---- RECORDS FOR PROCESSING

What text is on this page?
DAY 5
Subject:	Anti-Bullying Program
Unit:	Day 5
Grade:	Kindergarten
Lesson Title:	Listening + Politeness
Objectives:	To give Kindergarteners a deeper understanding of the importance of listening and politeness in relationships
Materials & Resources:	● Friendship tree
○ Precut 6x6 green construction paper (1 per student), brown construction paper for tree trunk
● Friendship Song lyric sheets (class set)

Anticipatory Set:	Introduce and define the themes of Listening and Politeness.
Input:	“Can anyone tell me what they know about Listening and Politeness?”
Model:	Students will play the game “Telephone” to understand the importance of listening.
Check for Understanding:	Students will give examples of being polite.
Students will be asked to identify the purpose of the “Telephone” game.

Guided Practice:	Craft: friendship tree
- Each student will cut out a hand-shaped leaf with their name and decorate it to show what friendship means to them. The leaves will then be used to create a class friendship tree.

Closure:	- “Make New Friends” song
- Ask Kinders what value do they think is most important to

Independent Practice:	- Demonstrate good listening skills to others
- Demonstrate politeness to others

--------

All of the material above needs to be copied exactly.

What text is on this page?
DAY 5
Subject:	Anti-Bullying Program
Unit:	Day 5
Grade:	Kindergarten
Lesson Title:	Listening + Politeness
Objectives:	To give Kindergarteners a deeper understanding of the importance of listening and politeness in relationships
Materials & Resources:	● Friendship tree
○ Precut 6x6 green construction paper (1 per student), brown construction paper for tree trunk
● Friendship Song lyric sheets (class set)

Anticipatory Set:	Introduce and define the themes of Listening and Politeness.
Input:	“Can anyone tell me what they know about Listening and Politeness?”
Model:	Students will play the game “Telephone” to understand the importance of listening.
Check for Understanding:	Students will give examples of being polite.
Students will be asked to identify the purpose of the “Telephone” game.

Guided Practice:	Craft: friendship tree
- Each student will cut out a hand-shaped leaf with their name and decorate it to show what friendship means to them. The leaves will then be used to create a class friendship tree.

Closure:	- “Make New Friends” song
- Ask Kinders what value do they think is most important to

Independent Practice:	- Demonstrate good listening skills to others
- Demonstrate politeness to others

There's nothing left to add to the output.